--- start EXTRACTED ENTRIES ---

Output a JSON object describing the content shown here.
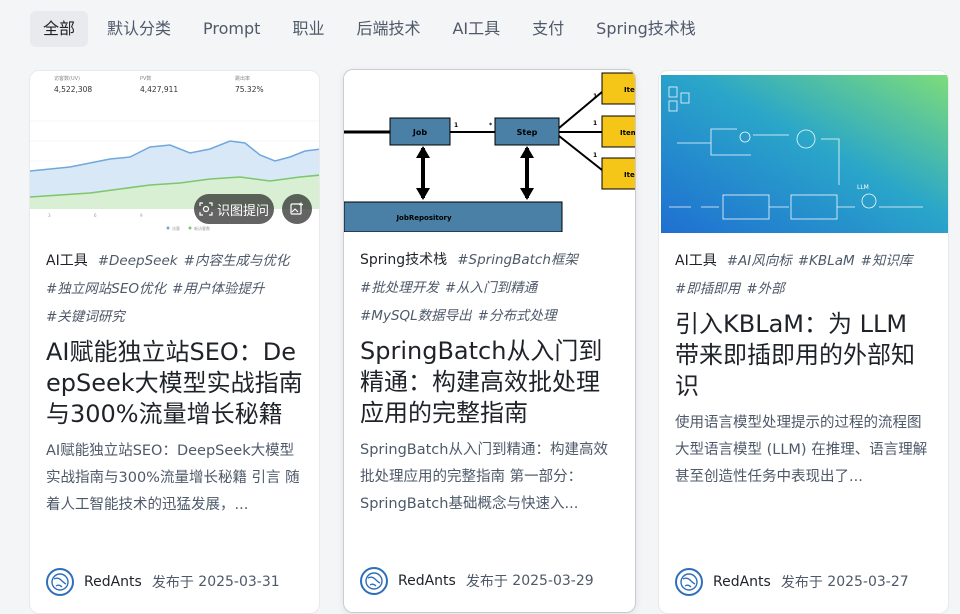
{
  "tabs": [
    {
      "label": "全部",
      "active": true
    },
    {
      "label": "默认分类"
    },
    {
      "label": "Prompt"
    },
    {
      "label": "职业"
    },
    {
      "label": "后端技术"
    },
    {
      "label": "AI工具"
    },
    {
      "label": "支付"
    },
    {
      "label": "Spring技术栈"
    }
  ],
  "cards": [
    {
      "category": "AI工具",
      "tags": [
        "#DeepSeek",
        "#内容生成与优化",
        "#独立网站SEO优化",
        "#用户体验提升",
        "#关键词研究"
      ],
      "title": "AI赋能独立站SEO：DeepSeek大模型实战指南与300%流量增长秘籍",
      "desc": "AI赋能独立站SEO：DeepSeek大模型实战指南与300%流量增长秘籍 引言 随着人工智能技术的迅猛发展，...",
      "author": "RedAnts",
      "date_prefix": "发布于",
      "date": "2025-03-31",
      "thumb": {
        "stats": [
          {
            "label": "访客数(UV)",
            "value": "4,522,308"
          },
          {
            "label": "PV数",
            "value": "4,427,911"
          },
          {
            "label": "跳出率",
            "value": "75.32%"
          }
        ],
        "legend": [
          "访客",
          "新访客数"
        ],
        "ocr_label": "识图提问"
      }
    },
    {
      "category": "Spring技术栈",
      "tags": [
        "#SpringBatch框架",
        "#批处理开发",
        "#从入门到精通",
        "#MySQL数据导出",
        "#分布式处理"
      ],
      "title": "SpringBatch从入门到精通：构建高效批处理应用的完整指南",
      "desc": "SpringBatch从入门到精通：构建高效批处理应用的完整指南 第一部分：SpringBatch基础概念与快速入...",
      "author": "RedAnts",
      "date_prefix": "发布于",
      "date": "2025-03-29",
      "thumb": {
        "job": "Job",
        "step": "Step",
        "repo": "JobRepository",
        "item1": "Ite",
        "item2": "Item",
        "item3": "Ite"
      }
    },
    {
      "category": "AI工具",
      "tags": [
        "#AI风向标",
        "#KBLaM",
        "#知识库",
        "#即插即用",
        "#外部"
      ],
      "title": "引入KBLaM：为 LLM 带来即插即用的外部知识",
      "desc": "使用语言模型处理提示的过程的流程图 大型语言模型 (LLM) 在推理、语言理解甚至创造性任务中表现出了...",
      "author": "RedAnts",
      "date_prefix": "发布于",
      "date": "2025-03-27",
      "thumb": {
        "llm_label": "LLM"
      }
    }
  ],
  "colors": {
    "accent": "#2f6fb8",
    "active_tab_bg": "#e9eaed",
    "batch_box": "#4a7fa6",
    "item_box": "#f5c518"
  }
}
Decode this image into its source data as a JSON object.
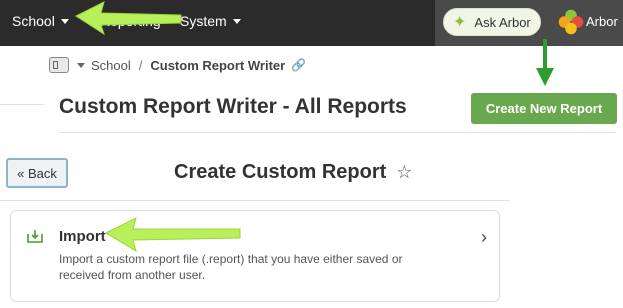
{
  "topbar": {
    "nav": [
      {
        "label": "School"
      },
      {
        "label": "Reporting"
      },
      {
        "label": "System"
      }
    ],
    "ask_label": "Ask Arbor",
    "brand_label": "Arbor"
  },
  "breadcrumb": {
    "root": "School",
    "separator": "/",
    "current": "Custom Report Writer"
  },
  "page": {
    "title": "Custom Report Writer - All Reports",
    "create_button": "Create New Report"
  },
  "dialog": {
    "back_label": "« Back",
    "title": "Create Custom Report",
    "option": {
      "title": "Import",
      "description": "Import a custom report file (.report) that you have either saved or received from another user."
    }
  },
  "colors": {
    "topbar": "#2b2b2b",
    "accent_green": "#6aa84f",
    "annotation_arrow_top": "#b7f05a",
    "annotation_arrow_button": "#2e9c2e"
  }
}
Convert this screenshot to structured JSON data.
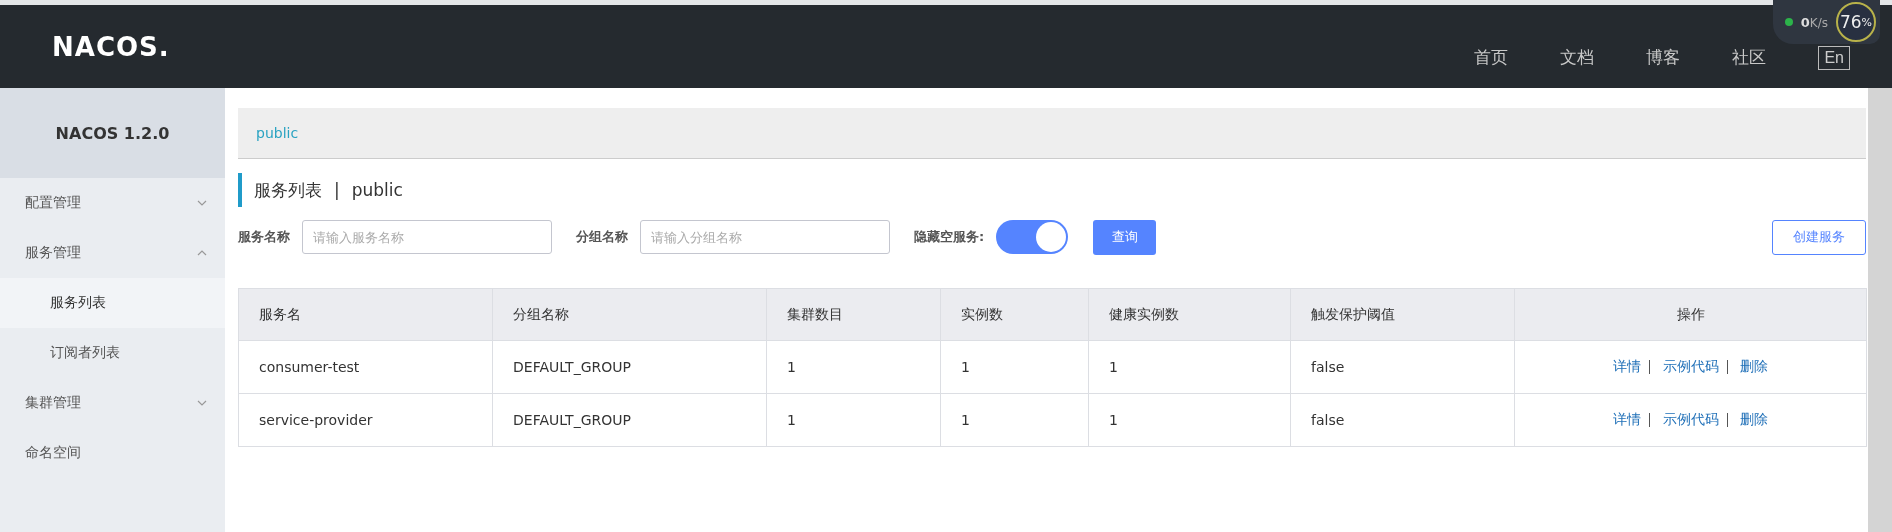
{
  "header": {
    "logo": "NACOS.",
    "nav": [
      {
        "label": "首页"
      },
      {
        "label": "文档"
      },
      {
        "label": "博客"
      },
      {
        "label": "社区"
      }
    ],
    "language_button": "En"
  },
  "network_widget": {
    "speed": "0",
    "speed_unit": "K/s",
    "gauge_value": "76",
    "gauge_unit": "%"
  },
  "sidebar": {
    "title": "NACOS 1.2.0",
    "items": [
      {
        "label": "配置管理",
        "expanded": false,
        "selected": false
      },
      {
        "label": "服务管理",
        "expanded": true,
        "selected": false,
        "children": [
          {
            "label": "服务列表",
            "selected": true
          },
          {
            "label": "订阅者列表",
            "selected": false
          }
        ]
      },
      {
        "label": "集群管理",
        "expanded": false,
        "selected": false
      },
      {
        "label": "命名空间",
        "selected": false
      }
    ]
  },
  "breadcrumb": "public",
  "page_title": {
    "title": "服务列表",
    "separator": "|",
    "namespace": "public"
  },
  "filters": {
    "service_name": {
      "label": "服务名称",
      "placeholder": "请输入服务名称"
    },
    "group_name": {
      "label": "分组名称",
      "placeholder": "请输入分组名称"
    },
    "hide_empty": {
      "label": "隐藏空服务:",
      "on": true
    },
    "query_button": "查询",
    "create_button": "创建服务"
  },
  "table": {
    "columns": [
      "服务名",
      "分组名称",
      "集群数目",
      "实例数",
      "健康实例数",
      "触发保护阈值",
      "操作"
    ],
    "rows": [
      {
        "cells": [
          "consumer-test",
          "DEFAULT_GROUP",
          "1",
          "1",
          "1",
          "false"
        ],
        "actions": [
          "详情",
          "示例代码",
          "删除"
        ]
      },
      {
        "cells": [
          "service-provider",
          "DEFAULT_GROUP",
          "1",
          "1",
          "1",
          "false"
        ],
        "actions": [
          "详情",
          "示例代码",
          "删除"
        ]
      }
    ]
  }
}
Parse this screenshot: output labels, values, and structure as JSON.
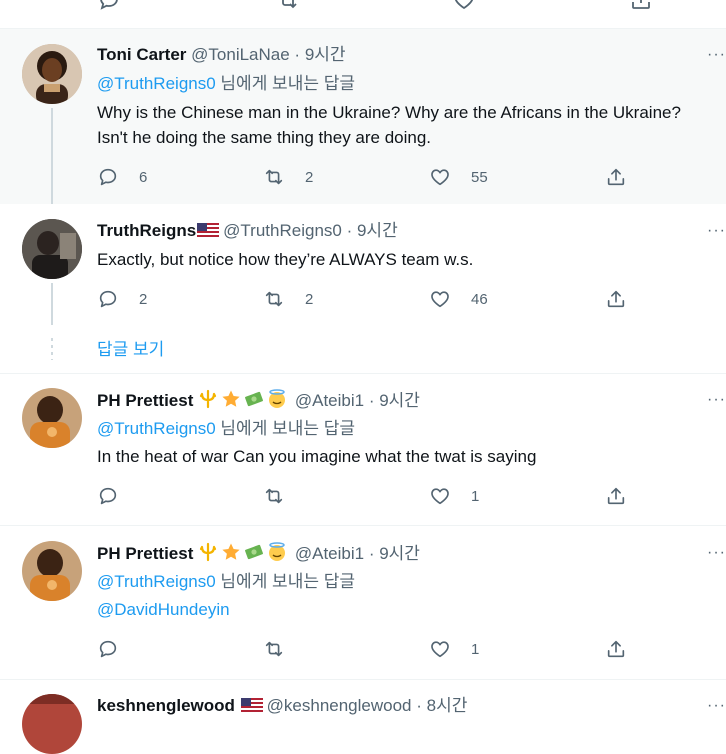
{
  "tweets": [
    {
      "name": "Toni Carter",
      "handle": "@ToniLaNae",
      "time": "9시간",
      "reply_to_handle": "@TruthReigns0",
      "reply_to_suffix": " 님에게 보내는 답글",
      "text": "Why is the Chinese man in the Ukraine? Why are the Africans in the Ukraine? Isn't he doing the same thing they are doing.",
      "replies": "6",
      "retweets": "2",
      "likes": "55"
    },
    {
      "name": "TruthReigns",
      "handle": "@TruthReigns0",
      "time": "9시간",
      "text": "Exactly, but notice how they’re ALWAYS team w.s.",
      "replies": "2",
      "retweets": "2",
      "likes": "46"
    },
    {
      "name": "PH Prettiest",
      "handle": "@Ateibi1",
      "time": "9시간",
      "reply_to_handle": "@TruthReigns0",
      "reply_to_suffix": " 님에게 보내는 답글",
      "text": "In the heat of war Can you imagine what the twat is saying",
      "likes": "1"
    },
    {
      "name": "PH Prettiest",
      "handle": "@Ateibi1",
      "time": "9시간",
      "reply_to_handle": "@TruthReigns0",
      "reply_to_suffix": " 님에게 보내는 답글",
      "mention_line": "@DavidHundeyin",
      "likes": "1"
    },
    {
      "name": "keshnenglewood",
      "handle": "@keshnenglewood",
      "time": "8시간"
    }
  ],
  "show_replies_label": "답글 보기",
  "sep": " · ",
  "more_glyph": "···",
  "icons": [
    "reply-icon",
    "retweet-icon",
    "like-icon",
    "share-icon",
    "more-icon",
    "us-flag-icon",
    "trident-emoji",
    "star-emoji",
    "money-emoji",
    "halo-emoji"
  ],
  "colors": {
    "accent": "#1d9bf0",
    "muted": "#536471",
    "highlight_bg": "#f7f9f9",
    "text": "#0f1419"
  }
}
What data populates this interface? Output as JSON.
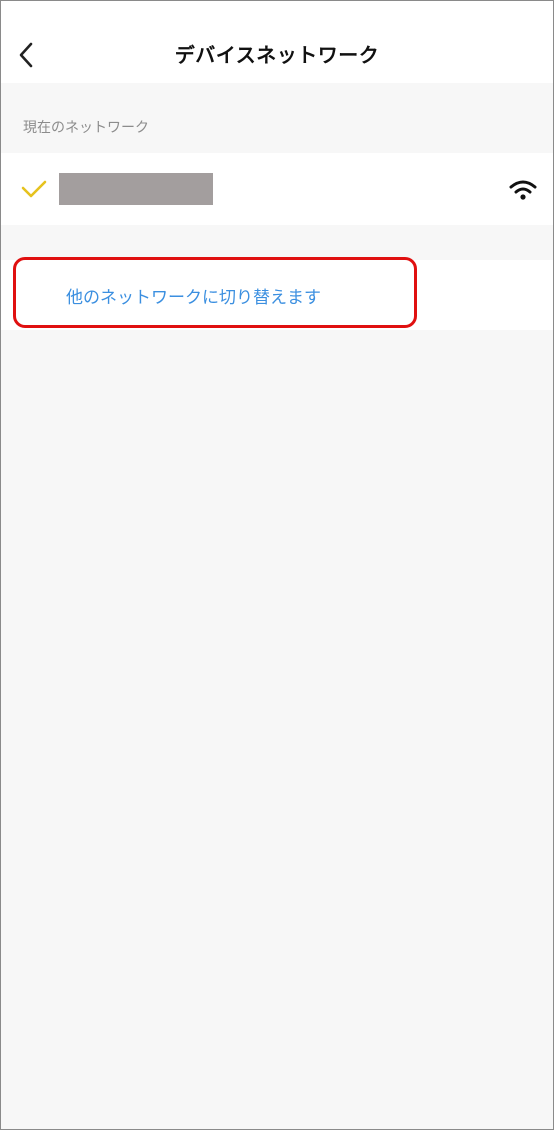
{
  "header": {
    "title": "デバイスネットワーク",
    "back_icon": "chevron-left-icon"
  },
  "current_network": {
    "section_label": "現在のネットワーク",
    "name": "",
    "check_icon": "checkmark-icon",
    "signal_icon": "wifi-icon"
  },
  "actions": {
    "switch_network_label": "他のネットワークに切り替えます"
  },
  "colors": {
    "accent_check": "#e6c21e",
    "link_blue": "#3b8fe0",
    "highlight_red": "#e01010",
    "background": "#f7f7f7"
  }
}
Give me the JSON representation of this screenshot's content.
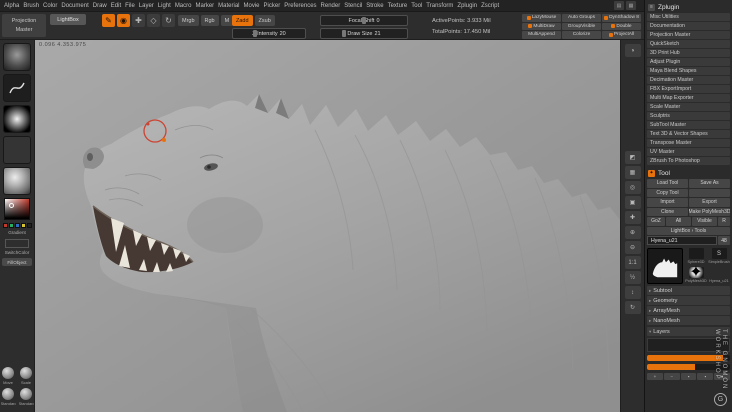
{
  "accent_color": "#e8720c",
  "menubar": {
    "items": [
      "Alpha",
      "Brush",
      "Color",
      "Document",
      "Draw",
      "Edit",
      "File",
      "Layer",
      "Light",
      "Macro",
      "Marker",
      "Material",
      "Movie",
      "Picker",
      "Preferences",
      "Render",
      "Stencil",
      "Stroke",
      "Texture",
      "Tool",
      "Transform",
      "Zplugin",
      "Zscript"
    ]
  },
  "topshelf": {
    "projection_master": "Projection Master",
    "lightbox": "LightBox",
    "mode_buttons": [
      {
        "name": "edit-mode-icon",
        "glyph": "✎",
        "active": true
      },
      {
        "name": "draw-mode-icon",
        "glyph": "◉",
        "active": true
      },
      {
        "name": "move-mode-icon",
        "glyph": "✚",
        "active": false
      },
      {
        "name": "scale-mode-icon",
        "glyph": "◇",
        "active": false
      },
      {
        "name": "rotate-mode-icon",
        "glyph": "↻",
        "active": false
      }
    ],
    "paint_toggles": [
      {
        "label": "Mrgb"
      },
      {
        "label": "Rgb"
      },
      {
        "label": "M"
      }
    ],
    "sculpt_toggles": [
      {
        "label": "Zadd",
        "active": true
      },
      {
        "label": "Zsub",
        "active": false
      }
    ],
    "z_intensity": {
      "label": "Z Intensity",
      "value": "20"
    },
    "focal_shift": {
      "label": "Focal Shift",
      "value": "0"
    },
    "draw_size": {
      "label": "Draw Size",
      "value": "21"
    },
    "active_points": "ActivePoints: 3.933 Mil",
    "total_points": "TotalPoints: 17.450 Mil",
    "right_buttons": [
      {
        "label": "LazyMouse",
        "icon": true
      },
      {
        "label": "Auto Groups",
        "icon": false
      },
      {
        "label": "DynShadow 8",
        "icon": true
      },
      {
        "label": "MultiDraw",
        "icon": true
      },
      {
        "label": "GroupVisible",
        "icon": false
      },
      {
        "label": "Double",
        "icon": true
      },
      {
        "label": "MultiAppend",
        "icon": false
      },
      {
        "label": "Colorize",
        "icon": false
      },
      {
        "label": "ProjectAll",
        "icon": true
      }
    ]
  },
  "left_shelf": {
    "gradient_label": "Gradient",
    "switch_label": "SwitchColor",
    "fill_label": "FillObject",
    "knobs": [
      {
        "label": "Move"
      },
      {
        "label": "Scale"
      },
      {
        "label": "Standard"
      },
      {
        "label": "Standard"
      }
    ]
  },
  "canvas": {
    "stats": "0.096   4.353.975"
  },
  "right_shelf": {
    "icons": [
      {
        "name": "bpr-icon",
        "glyph": "◑"
      },
      {
        "name": "persp-icon",
        "glyph": "◩"
      },
      {
        "name": "floor-icon",
        "glyph": "▦"
      },
      {
        "name": "local-icon",
        "glyph": "◎"
      },
      {
        "name": "frame-icon",
        "glyph": "▣"
      },
      {
        "name": "move-doc-icon",
        "glyph": "✚"
      },
      {
        "name": "zoom-in-icon",
        "glyph": "⊕"
      },
      {
        "name": "zoom-out-icon",
        "glyph": "⊖"
      },
      {
        "name": "actual-size-icon",
        "glyph": "1:1"
      },
      {
        "name": "aa-half-icon",
        "glyph": "½"
      },
      {
        "name": "scroll-doc-icon",
        "glyph": "↕"
      },
      {
        "name": "rotate-doc-icon",
        "glyph": "↻"
      }
    ]
  },
  "zplugin": {
    "title": "Zplugin",
    "items": [
      "Misc Utilities",
      "Documentation",
      "Projection Master",
      "QuickSketch",
      "3D Print Hub",
      "Adjust Plugin",
      "Maya Blend Shapes",
      "Decimation Master",
      "FBX ExportImport",
      "Multi Map Exporter",
      "Scale Master",
      "Sculptris",
      "SubTool Master",
      "Text 3D & Vector Shapes",
      "Transpose Master",
      "UV Master",
      "ZBrush To Photoshop"
    ]
  },
  "tool": {
    "title": "Tool",
    "file_buttons": [
      {
        "label": "Load Tool"
      },
      {
        "label": "Save As"
      },
      {
        "label": "Copy Tool"
      },
      {
        "label": ""
      },
      {
        "label": "Import"
      },
      {
        "label": "Export"
      }
    ],
    "clone_buttons": [
      {
        "label": "Clone"
      },
      {
        "label": "Make PolyMesh3D"
      }
    ],
    "goz_buttons": [
      {
        "label": "GoZ"
      },
      {
        "label": "All"
      },
      {
        "label": "Visible"
      },
      {
        "label": "R"
      }
    ],
    "lightbox_tools": "LightBox › Tools",
    "current_tool": "Hyena_u21",
    "subdiv_badge": "48",
    "thumbnails": [
      {
        "label": "Sphere3D",
        "glyph": ""
      },
      {
        "label": "SimpleBrush",
        "glyph": "S"
      },
      {
        "label": "PolyMesh3D",
        "glyph": "✦"
      },
      {
        "label": "Hyena_u21",
        "glyph": ""
      }
    ],
    "sections": [
      {
        "label": "Subtool"
      },
      {
        "label": "Geometry"
      },
      {
        "label": "ArrayMesh"
      },
      {
        "label": "NanoMesh"
      }
    ],
    "layers_title": "Layers"
  },
  "watermark": {
    "line1": "THE GNOMON",
    "line2": "WORKSHOP",
    "logo": "G"
  }
}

--- end EXTRACTED ENTRIES ---

▶ **OBJECTIVE**
Within the listing above, find every line containing the string "public" and return it.

▶ **THE RESPONSE**
  "breadcrumb": "public",
    "namespace": "public"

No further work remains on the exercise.